▸ Data excerpts:
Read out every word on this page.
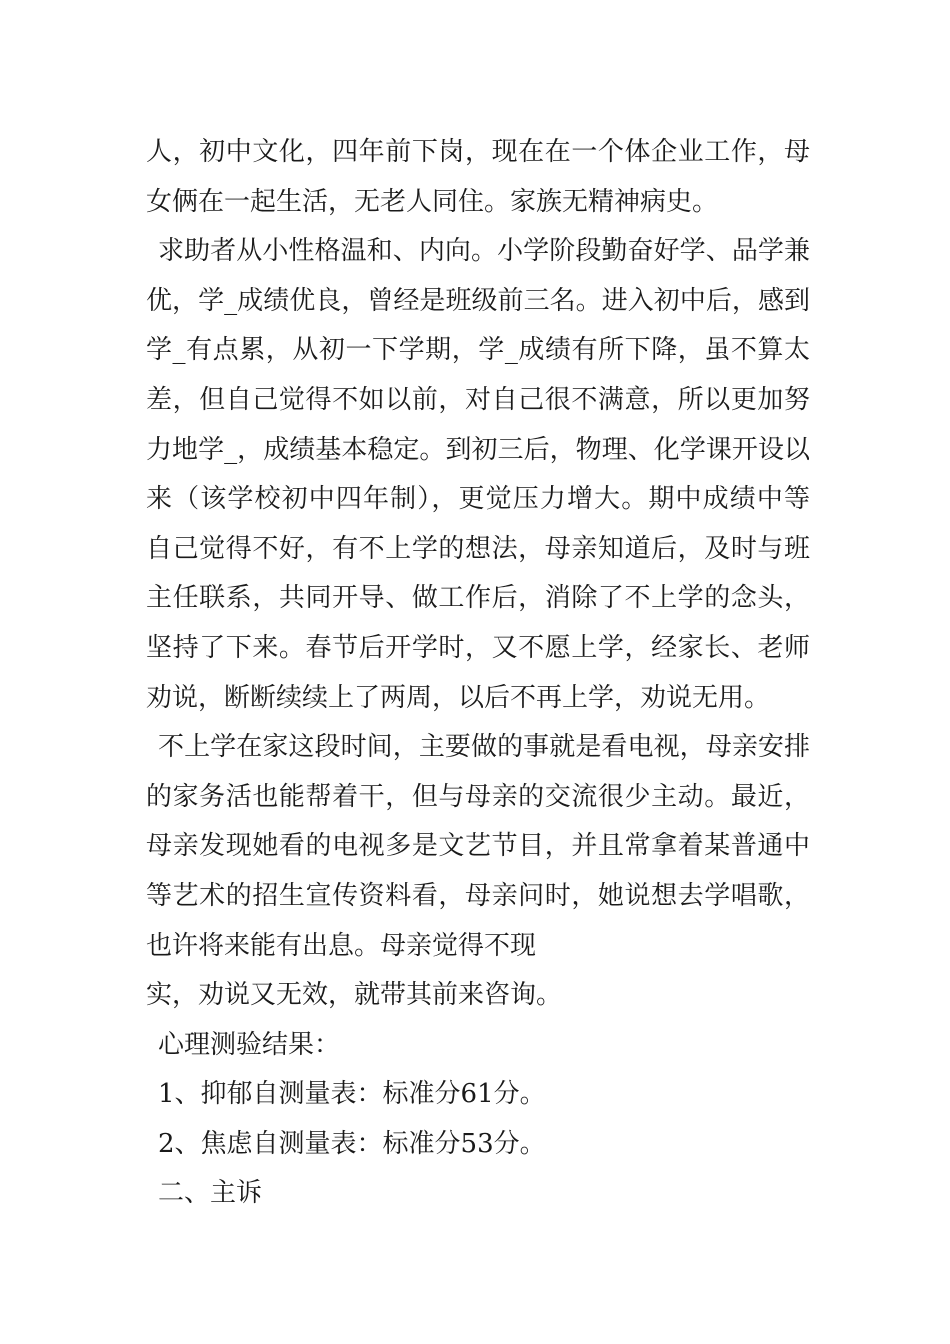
人，初中文化，四年前下岗，现在在一个体企业工作，母
女俩在一起生活，无老人同住。家族无精神病史。
求助者从小性格温和、内向。小学阶段勤奋好学、品学兼
优，学_成绩优良，曾经是班级前三名。进入初中后，感到
学_有点累，从初一下学期，学_成绩有所下降，虽不算太
差，但自己觉得不如以前，对自己很不满意，所以更加努
力地学_，成绩基本稳定。到初三后，物理、化学课开设以
来（该学校初中四年制），更觉压力增大。期中成绩中等
自己觉得不好，有不上学的想法，母亲知道后，及时与班
主任联系，共同开导、做工作后，消除了不上学的念头，
坚持了下来。春节后开学时，又不愿上学，经家长、老师
劝说，断断续续上了两周，以后不再上学，劝说无用。
不上学在家这段时间，主要做的事就是看电视，母亲安排
的家务活也能帮着干，但与母亲的交流很少主动。最近，
母亲发现她看的电视多是文艺节目，并且常拿着某普通中
等艺术的招生宣传资料看，母亲问时，她说想去学唱歌，
也许将来能有出息。母亲觉得不现
实，劝说又无效，就带其前来咨询。
心理测验结果：
1、抑郁自测量表：标准分61分。
2、焦虑自测量表：标准分53分。
二、主诉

▸ WORK INSTRUCTIONS: Quote each entry above verbatim and drop the pictures.

▸ RESULT OF THIS EXERCISE:
Read out every word on this page.
人，初中文化，四年前下岗，现在在一个体企业工作，母
女俩在一起生活，无老人同住。家族无精神病史。
求助者从小性格温和、内向。小学阶段勤奋好学、品学兼
优，学_成绩优良，曾经是班级前三名。进入初中后，感到
学_有点累，从初一下学期，学_成绩有所下降，虽不算太
差，但自己觉得不如以前，对自己很不满意，所以更加努
力地学_，成绩基本稳定。到初三后，物理、化学课开设以
来（该学校初中四年制），更觉压力增大。期中成绩中等
自己觉得不好，有不上学的想法，母亲知道后，及时与班
主任联系，共同开导、做工作后，消除了不上学的念头，
坚持了下来。春节后开学时，又不愿上学，经家长、老师
劝说，断断续续上了两周，以后不再上学，劝说无用。
不上学在家这段时间，主要做的事就是看电视，母亲安排
的家务活也能帮着干，但与母亲的交流很少主动。最近，
母亲发现她看的电视多是文艺节目，并且常拿着某普通中
等艺术的招生宣传资料看，母亲问时，她说想去学唱歌，
也许将来能有出息。母亲觉得不现
实，劝说又无效，就带其前来咨询。
心理测验结果：
1、抑郁自测量表：标准分61分。
2、焦虑自测量表：标准分53分。
二、主诉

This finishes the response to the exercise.